▸ Selection
___
Wat Phra Kaew, better known as the Temple of the Emerald Buddha (Wat Phra Si Ratana Satsadaram), is located within a separate complex in the compound of the Grand Palace that was consecrated in 1982.
The 945,000 square meter ground encompass over 100 buildings that represent more than 200 years of royal history and architectural experimentation. Most of the architecture, royal or sacred, can be classified Ratanakosin or old Bangkok style, with minor variations such as the Emerald Buddha for which Wat Phra Keaw is named.
Supposedly this is Thailand’s holiest shrine and visitors from all over the world come here to see the impressive statue of the Emerald Buddha and the compounds beautiful and breathtaking architectures.
Attractions – what to see
Wat Phra Kaew’s main attraction is the statue of the Emerald Buddha which lies within the Grand Palace, displayed in a huge bot built expressly to house the diminutive figure. The statue is placed on top of a huge golden altar right in the center of the temple, measuring just 66cm, dark and made of green jasper.
It is interesting to note the seasonal change of the statue’s dress. Like many other Buddha statues in Thailand, the Emerald Buddha is covered in a seasonal costume – one to be worn in the hot season and one for the rainy season.
It was King Rama I, when he moved to new Thai capital in Bangkok, who had these two royal robes made for it. Later, King Rama III added another seasonal robe to be worn in the cool season. These three robes are still solemnly changed at the beginning of each season by the king himself.
___
▸ Data extract
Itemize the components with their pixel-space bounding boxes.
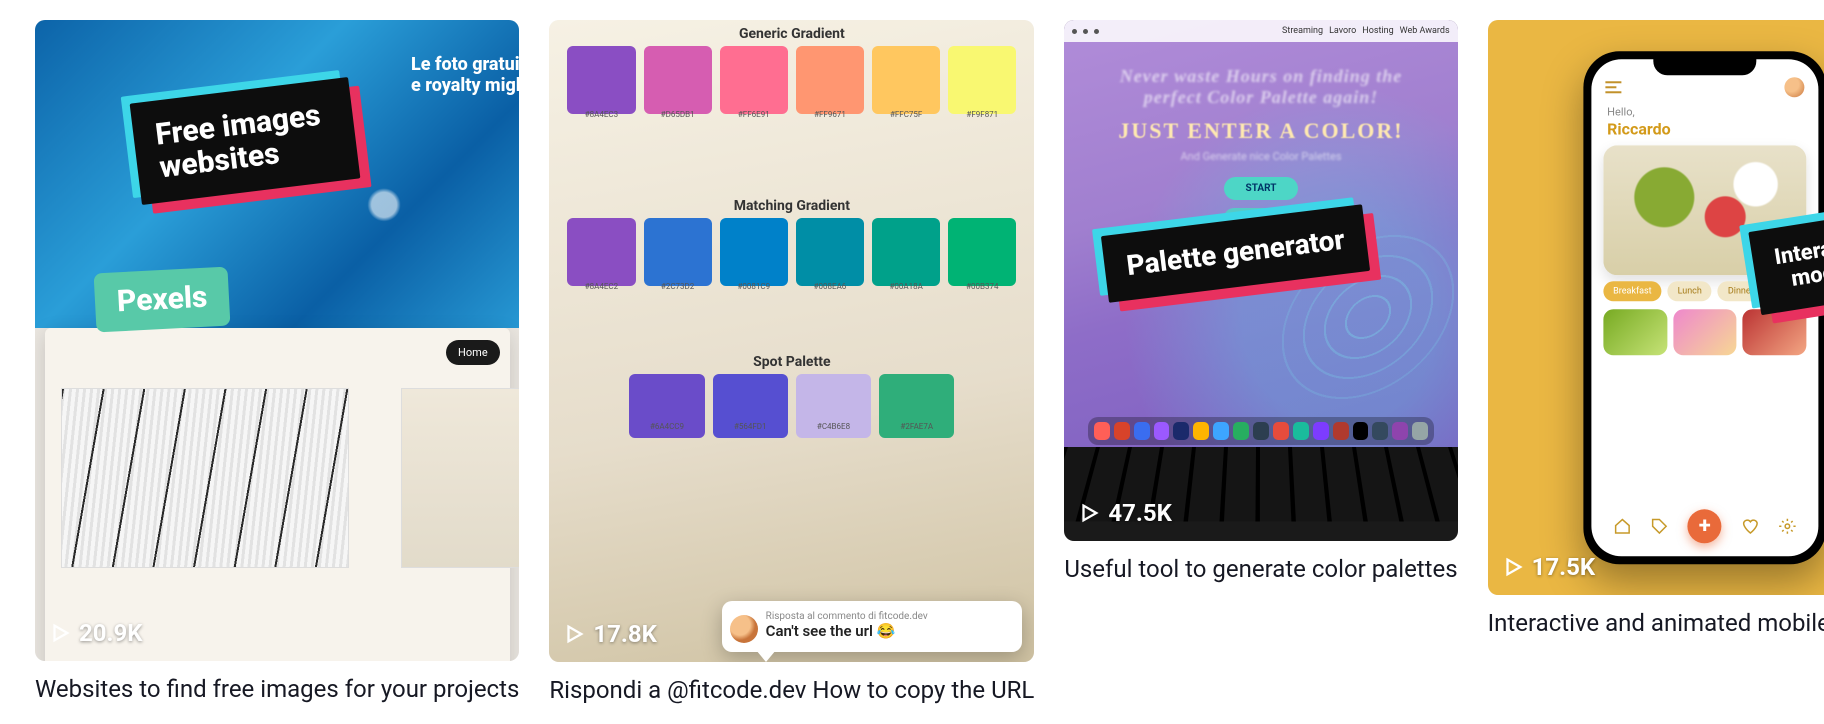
user-name: Riccardo xyxy=(1607,119,1670,138)
color-label: #D65DB1 xyxy=(644,110,712,119)
video-thumbnail[interactable]: StreamingLavoroHostingWeb Awards Never w… xyxy=(1064,20,1457,541)
dock-app-icon xyxy=(1134,422,1150,440)
video-caption: Websites to find free images for your pr… xyxy=(35,675,519,703)
home-icon xyxy=(1613,517,1631,535)
menu-icon xyxy=(1605,81,1621,93)
color-swatch xyxy=(872,46,940,114)
video-card[interactable]: Generic Gradient #8A4EC3 #D65DB1 #FF6E91 #F… xyxy=(549,20,1034,704)
color-swatch xyxy=(567,46,635,114)
bottom-nav: + xyxy=(1603,506,1806,546)
dock-app-icon xyxy=(1094,422,1110,440)
dock-app-icon xyxy=(1173,422,1189,440)
color-swatch xyxy=(720,46,788,114)
food-thumb xyxy=(1603,309,1667,355)
banner-text: Le foto gratuite e royalty migli xyxy=(411,54,519,96)
color-label: #2FAE7A xyxy=(879,422,954,431)
video-thumbnail[interactable]: Le foto gratuite e royalty migli Home Fr… xyxy=(35,20,519,661)
comment-bubble: Risposta al commento di fitcode.dev Can'… xyxy=(722,601,1023,652)
start-button: START xyxy=(1224,177,1299,200)
dock-app-icon xyxy=(1392,422,1408,440)
color-label: #008EA6 xyxy=(796,282,864,291)
dock-app-icon xyxy=(1233,422,1249,440)
tag-icon xyxy=(1650,517,1668,535)
dock-app-icon xyxy=(1353,422,1369,440)
heart-icon xyxy=(1741,517,1759,535)
hero-section: Never waste Hours on finding theperfect … xyxy=(1064,66,1457,228)
color-label: #564FD1 xyxy=(713,422,788,431)
play-icon xyxy=(1078,502,1100,524)
color-swatch xyxy=(872,218,940,286)
macos-menubar: StreamingLavoroHostingWeb Awards xyxy=(1064,20,1457,42)
video-caption: Useful tool to generate color palettes xyxy=(1064,555,1457,583)
video-caption: Rispondi a @fitcode.dev How to copy the … xyxy=(549,676,1034,704)
avatar xyxy=(1784,77,1804,97)
overlay-label: Free imageswebsites xyxy=(130,77,361,205)
overlay-label: Interactivemockup xyxy=(1748,209,1824,316)
comment-text: Can't see the url 😂 xyxy=(766,622,1011,640)
greeting-text: Hello, xyxy=(1607,105,1634,118)
color-label: #00B374 xyxy=(948,282,1016,291)
dock-app-icon xyxy=(1193,422,1209,440)
color-swatch xyxy=(644,218,712,286)
color-label: #FFC75F xyxy=(872,110,940,119)
color-swatch xyxy=(796,46,864,114)
color-label: #8A4EC3 xyxy=(567,110,635,119)
video-thumbnail[interactable]: Generic Gradient #8A4EC3 #D65DB1 #FF6E91 #F… xyxy=(549,20,1034,662)
home-button: Home xyxy=(446,340,500,365)
dock-app-icon xyxy=(1412,422,1428,440)
dock-app-icon xyxy=(1333,422,1349,440)
dock-app-icon xyxy=(1273,422,1289,440)
dock-app-icon xyxy=(1313,422,1329,440)
color-swatch xyxy=(644,46,712,114)
dock-app-icon xyxy=(1253,422,1269,440)
color-swatch xyxy=(948,46,1016,114)
section-title: Spot Palette xyxy=(549,354,1034,370)
chip: Lunch xyxy=(1668,281,1712,301)
view-count: 17.5K xyxy=(1502,553,1596,581)
color-label: #F9F871 xyxy=(948,110,1016,119)
color-swatch xyxy=(720,218,788,286)
color-swatch xyxy=(948,218,1016,286)
section-title: Generic Gradient xyxy=(549,26,1034,42)
play-icon xyxy=(563,623,585,645)
video-thumbnail[interactable]: Hello, Riccardo BreakfastLunchDinner + xyxy=(1488,20,1824,595)
color-label: #FF9671 xyxy=(796,110,864,119)
video-caption: Interactive and animated mobile mockup xyxy=(1488,609,1824,637)
color-label: #00A18A xyxy=(872,282,940,291)
chip: Breakfast xyxy=(1603,281,1661,301)
play-icon xyxy=(49,622,71,644)
dock-app-icon xyxy=(1213,422,1229,440)
gear-icon xyxy=(1779,517,1797,535)
dock-app-icon xyxy=(1154,422,1170,440)
food-thumb xyxy=(1673,309,1737,355)
view-count: 47.5K xyxy=(1078,499,1172,527)
video-card[interactable]: StreamingLavoroHostingWeb Awards Never w… xyxy=(1064,20,1457,704)
dock-app-icon xyxy=(1114,422,1130,440)
color-label: #2C73D2 xyxy=(644,282,712,291)
pexels-pill: Pexels xyxy=(94,267,231,333)
view-count: 17.8K xyxy=(563,620,657,648)
color-swatch xyxy=(567,218,635,286)
dock-app-icon xyxy=(1372,422,1388,440)
color-label: #C4B6E8 xyxy=(796,422,871,431)
add-button: + xyxy=(1688,509,1722,543)
video-card[interactable]: Le foto gratuite e royalty migli Home Fr… xyxy=(35,20,519,704)
dock-app-icon xyxy=(1293,422,1309,440)
color-label: #0081C9 xyxy=(720,282,788,291)
color-label: #FF6E91 xyxy=(720,110,788,119)
avatar xyxy=(730,615,758,643)
color-label: #6A4CC9 xyxy=(629,422,704,431)
comment-meta: Risposta al commento di fitcode.dev xyxy=(766,611,1011,622)
video-card[interactable]: Hello, Riccardo BreakfastLunchDinner + xyxy=(1488,20,1824,704)
play-icon xyxy=(1502,556,1524,578)
color-label: #8A4EC2 xyxy=(567,282,635,291)
section-title: Matching Gradient xyxy=(549,198,1034,214)
color-swatch xyxy=(796,218,864,286)
view-count: 20.9K xyxy=(49,619,143,647)
video-grid: Le foto gratuite e royalty migli Home Fr… xyxy=(35,20,1789,704)
macos-dock xyxy=(1088,417,1434,445)
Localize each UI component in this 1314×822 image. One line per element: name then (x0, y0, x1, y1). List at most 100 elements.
___
Repeat the temple passage word for word between "Supposedly this is" and "the rainy season.", inclusive. Work only from the temple passage, not from the entries.

▸ Result of the exercise
Supposedly this is Thailand’s holiest shrine and visitors from all over the world come here to see the impressive statue of the Emerald Buddha and the compounds beautiful and breathtaking architectures.
Attractions – what to see
Wat Phra Kaew’s main attraction is the statue of the Emerald Buddha which lies within the Grand Palace, displayed in a huge bot built expressly to house the diminutive figure. The statue is placed on top of a huge golden altar right in the center of the temple, measuring just 66cm, dark and made of green jasper.
It is interesting to note the seasonal change of the statue’s dress. Like many other Buddha statues in Thailand, the Emerald Buddha is covered in a seasonal costume – one to be worn in the hot season and one for the rainy season.